BEGIN Records for this exercise

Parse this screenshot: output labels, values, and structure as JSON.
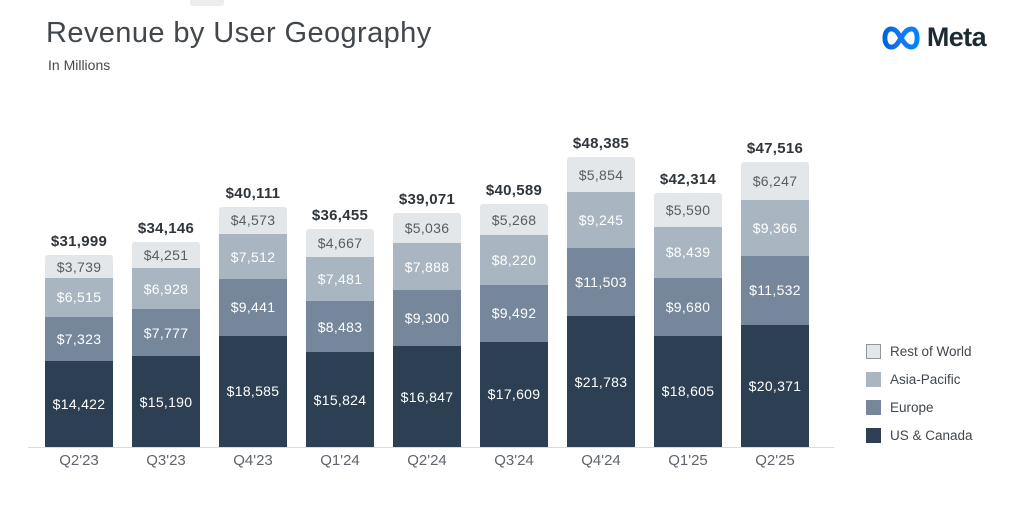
{
  "header": {
    "title": "Revenue by User Geography",
    "subtitle": "In Millions",
    "brand": "Meta"
  },
  "brand_colors": {
    "logo_gradient_start": "#0064e0",
    "logo_gradient_mid": "#1778f2",
    "logo_gradient_end": "#0082fb",
    "wordmark": "#1c2b33"
  },
  "chart_data": {
    "type": "bar",
    "stacked": true,
    "title": "Revenue by User Geography",
    "subtitle": "In Millions",
    "value_prefix": "$",
    "grid": false,
    "legend_position": "right",
    "ylim": [
      0,
      48385
    ],
    "categories": [
      "Q2'23",
      "Q3'23",
      "Q4'23",
      "Q1'24",
      "Q2'24",
      "Q3'24",
      "Q4'24",
      "Q1'25",
      "Q2'25"
    ],
    "series": [
      {
        "name": "US & Canada",
        "color": "#2d4053",
        "label_color": "#ffffff",
        "values": [
          14422,
          15190,
          18585,
          15824,
          16847,
          17609,
          21783,
          18605,
          20371
        ]
      },
      {
        "name": "Europe",
        "color": "#76879b",
        "label_color": "#ffffff",
        "values": [
          7323,
          7777,
          9441,
          8483,
          9300,
          9492,
          11503,
          9680,
          11532
        ]
      },
      {
        "name": "Asia-Pacific",
        "color": "#a9b5c1",
        "label_color": "#ffffff",
        "values": [
          6515,
          6928,
          7512,
          7481,
          7888,
          8220,
          9245,
          8439,
          9366
        ]
      },
      {
        "name": "Rest of World",
        "color": "#e3e7e9",
        "label_color": "#575d63",
        "values": [
          3739,
          4251,
          4573,
          4667,
          5036,
          5268,
          5854,
          5590,
          6247
        ]
      }
    ],
    "totals": [
      31999,
      34146,
      40111,
      36455,
      39071,
      40589,
      48385,
      42314,
      47516
    ],
    "legend_order": [
      "Rest of World",
      "Asia-Pacific",
      "Europe",
      "US & Canada"
    ]
  }
}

END Records for this exercise

The pictures should not be reproduced; quote all of the other material exactly.

» **Exercise response**:
Parse this screenshot: output labels, values, and structure as JSON.
{
  "header": {
    "title": "Revenue by User Geography",
    "subtitle": "In Millions",
    "brand": "Meta"
  },
  "brand_colors": {
    "logo_gradient_start": "#0064e0",
    "logo_gradient_mid": "#1778f2",
    "logo_gradient_end": "#0082fb",
    "wordmark": "#1c2b33"
  },
  "chart_data": {
    "type": "bar",
    "stacked": true,
    "title": "Revenue by User Geography",
    "subtitle": "In Millions",
    "value_prefix": "$",
    "grid": false,
    "legend_position": "right",
    "ylim": [
      0,
      48385
    ],
    "categories": [
      "Q2'23",
      "Q3'23",
      "Q4'23",
      "Q1'24",
      "Q2'24",
      "Q3'24",
      "Q4'24",
      "Q1'25",
      "Q2'25"
    ],
    "series": [
      {
        "name": "US & Canada",
        "color": "#2d4053",
        "label_color": "#ffffff",
        "values": [
          14422,
          15190,
          18585,
          15824,
          16847,
          17609,
          21783,
          18605,
          20371
        ]
      },
      {
        "name": "Europe",
        "color": "#76879b",
        "label_color": "#ffffff",
        "values": [
          7323,
          7777,
          9441,
          8483,
          9300,
          9492,
          11503,
          9680,
          11532
        ]
      },
      {
        "name": "Asia-Pacific",
        "color": "#a9b5c1",
        "label_color": "#ffffff",
        "values": [
          6515,
          6928,
          7512,
          7481,
          7888,
          8220,
          9245,
          8439,
          9366
        ]
      },
      {
        "name": "Rest of World",
        "color": "#e3e7e9",
        "label_color": "#575d63",
        "values": [
          3739,
          4251,
          4573,
          4667,
          5036,
          5268,
          5854,
          5590,
          6247
        ]
      }
    ],
    "totals": [
      31999,
      34146,
      40111,
      36455,
      39071,
      40589,
      48385,
      42314,
      47516
    ],
    "legend_order": [
      "Rest of World",
      "Asia-Pacific",
      "Europe",
      "US & Canada"
    ]
  }
}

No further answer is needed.